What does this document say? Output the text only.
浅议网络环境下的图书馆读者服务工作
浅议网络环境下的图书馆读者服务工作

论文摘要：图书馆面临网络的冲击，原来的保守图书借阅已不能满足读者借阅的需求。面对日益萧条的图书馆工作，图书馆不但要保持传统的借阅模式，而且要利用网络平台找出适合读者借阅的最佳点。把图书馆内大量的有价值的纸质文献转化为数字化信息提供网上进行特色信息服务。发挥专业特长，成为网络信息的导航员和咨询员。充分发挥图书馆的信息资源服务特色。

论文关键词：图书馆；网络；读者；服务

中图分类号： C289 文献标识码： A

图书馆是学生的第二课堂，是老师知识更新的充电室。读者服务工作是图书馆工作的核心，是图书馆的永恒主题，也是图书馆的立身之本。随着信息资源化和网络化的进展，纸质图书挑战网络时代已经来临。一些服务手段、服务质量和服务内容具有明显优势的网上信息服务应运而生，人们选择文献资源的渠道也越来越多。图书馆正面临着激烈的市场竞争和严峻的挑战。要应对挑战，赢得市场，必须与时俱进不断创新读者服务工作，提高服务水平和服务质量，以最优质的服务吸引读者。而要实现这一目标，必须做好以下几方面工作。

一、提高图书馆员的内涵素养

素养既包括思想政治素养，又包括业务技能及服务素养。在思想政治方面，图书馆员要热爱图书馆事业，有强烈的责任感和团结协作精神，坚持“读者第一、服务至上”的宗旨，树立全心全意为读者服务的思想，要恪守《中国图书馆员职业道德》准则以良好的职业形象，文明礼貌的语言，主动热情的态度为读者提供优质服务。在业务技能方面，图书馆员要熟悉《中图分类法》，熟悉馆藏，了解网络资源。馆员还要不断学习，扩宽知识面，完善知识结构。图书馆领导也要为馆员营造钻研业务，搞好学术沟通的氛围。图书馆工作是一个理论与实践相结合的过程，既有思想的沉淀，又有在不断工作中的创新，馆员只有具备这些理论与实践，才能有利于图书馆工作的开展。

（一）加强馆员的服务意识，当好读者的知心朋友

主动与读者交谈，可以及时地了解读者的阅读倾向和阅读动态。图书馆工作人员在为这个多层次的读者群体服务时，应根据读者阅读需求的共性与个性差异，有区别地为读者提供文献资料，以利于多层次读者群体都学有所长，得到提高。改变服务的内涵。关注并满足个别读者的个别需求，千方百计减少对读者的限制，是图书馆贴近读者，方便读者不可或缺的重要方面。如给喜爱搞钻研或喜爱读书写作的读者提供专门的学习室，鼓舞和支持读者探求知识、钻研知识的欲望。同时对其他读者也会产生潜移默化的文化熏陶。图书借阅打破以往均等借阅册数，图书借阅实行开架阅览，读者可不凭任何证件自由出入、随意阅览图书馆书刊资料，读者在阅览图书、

• • • • • • •

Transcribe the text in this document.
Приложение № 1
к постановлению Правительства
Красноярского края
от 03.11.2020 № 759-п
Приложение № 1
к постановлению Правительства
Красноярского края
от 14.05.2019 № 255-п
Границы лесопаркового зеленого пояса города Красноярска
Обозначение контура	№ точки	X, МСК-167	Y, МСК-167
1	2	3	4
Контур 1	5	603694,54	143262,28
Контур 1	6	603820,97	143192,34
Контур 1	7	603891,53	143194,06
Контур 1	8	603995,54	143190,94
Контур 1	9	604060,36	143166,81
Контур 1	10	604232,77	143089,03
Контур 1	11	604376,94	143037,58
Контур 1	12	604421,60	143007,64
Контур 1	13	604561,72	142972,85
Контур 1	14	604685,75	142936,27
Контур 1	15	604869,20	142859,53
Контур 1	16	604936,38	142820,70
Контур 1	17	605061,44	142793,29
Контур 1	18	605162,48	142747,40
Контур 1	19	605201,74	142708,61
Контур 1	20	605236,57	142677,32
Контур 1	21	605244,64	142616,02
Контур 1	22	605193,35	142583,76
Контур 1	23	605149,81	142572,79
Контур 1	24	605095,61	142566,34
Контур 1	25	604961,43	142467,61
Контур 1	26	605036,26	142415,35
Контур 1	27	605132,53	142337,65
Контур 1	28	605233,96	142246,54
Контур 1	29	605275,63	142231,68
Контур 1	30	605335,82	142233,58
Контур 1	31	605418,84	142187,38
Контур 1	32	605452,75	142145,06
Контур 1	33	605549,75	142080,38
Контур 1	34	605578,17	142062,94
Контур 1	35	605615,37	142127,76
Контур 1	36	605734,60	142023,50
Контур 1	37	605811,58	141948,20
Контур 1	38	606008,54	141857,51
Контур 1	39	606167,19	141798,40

• • • • • • •

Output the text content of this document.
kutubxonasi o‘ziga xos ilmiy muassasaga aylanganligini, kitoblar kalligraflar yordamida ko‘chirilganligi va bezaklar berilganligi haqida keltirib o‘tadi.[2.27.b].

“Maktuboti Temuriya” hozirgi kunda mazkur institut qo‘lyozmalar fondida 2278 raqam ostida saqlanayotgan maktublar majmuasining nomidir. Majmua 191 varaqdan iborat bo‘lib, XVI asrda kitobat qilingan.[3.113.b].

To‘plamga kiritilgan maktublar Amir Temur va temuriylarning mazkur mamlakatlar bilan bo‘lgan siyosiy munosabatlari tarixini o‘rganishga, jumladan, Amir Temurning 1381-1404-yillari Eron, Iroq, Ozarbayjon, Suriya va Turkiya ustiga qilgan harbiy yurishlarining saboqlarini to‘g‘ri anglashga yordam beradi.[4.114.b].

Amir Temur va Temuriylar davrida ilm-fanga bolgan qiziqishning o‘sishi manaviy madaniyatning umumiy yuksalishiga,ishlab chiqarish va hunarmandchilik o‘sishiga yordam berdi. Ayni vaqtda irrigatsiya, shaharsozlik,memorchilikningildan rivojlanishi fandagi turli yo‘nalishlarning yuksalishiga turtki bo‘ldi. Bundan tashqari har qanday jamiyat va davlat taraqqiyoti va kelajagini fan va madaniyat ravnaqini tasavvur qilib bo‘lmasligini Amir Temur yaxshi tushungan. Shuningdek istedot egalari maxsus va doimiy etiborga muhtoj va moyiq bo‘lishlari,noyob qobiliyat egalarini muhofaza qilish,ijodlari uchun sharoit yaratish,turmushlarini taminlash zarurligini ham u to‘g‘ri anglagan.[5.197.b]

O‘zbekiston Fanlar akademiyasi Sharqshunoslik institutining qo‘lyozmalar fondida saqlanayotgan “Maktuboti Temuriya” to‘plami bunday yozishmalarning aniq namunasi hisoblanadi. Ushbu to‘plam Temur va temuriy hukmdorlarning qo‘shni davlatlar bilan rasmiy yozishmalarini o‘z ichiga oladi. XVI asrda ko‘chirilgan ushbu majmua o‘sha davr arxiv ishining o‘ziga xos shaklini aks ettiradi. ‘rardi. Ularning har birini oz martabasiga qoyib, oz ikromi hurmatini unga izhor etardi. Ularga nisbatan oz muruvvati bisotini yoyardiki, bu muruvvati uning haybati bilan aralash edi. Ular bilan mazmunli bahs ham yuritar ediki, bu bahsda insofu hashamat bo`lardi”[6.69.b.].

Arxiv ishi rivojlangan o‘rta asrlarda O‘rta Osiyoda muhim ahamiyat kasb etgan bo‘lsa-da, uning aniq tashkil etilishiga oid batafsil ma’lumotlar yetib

• • • • • • •

> **GOAL**:
All lines holding the word "text" should be picked out and copied.

> **THE RESULT**:
What does this document say? Output the text only.
Transcribe the text in this document.
Output the text content of this document.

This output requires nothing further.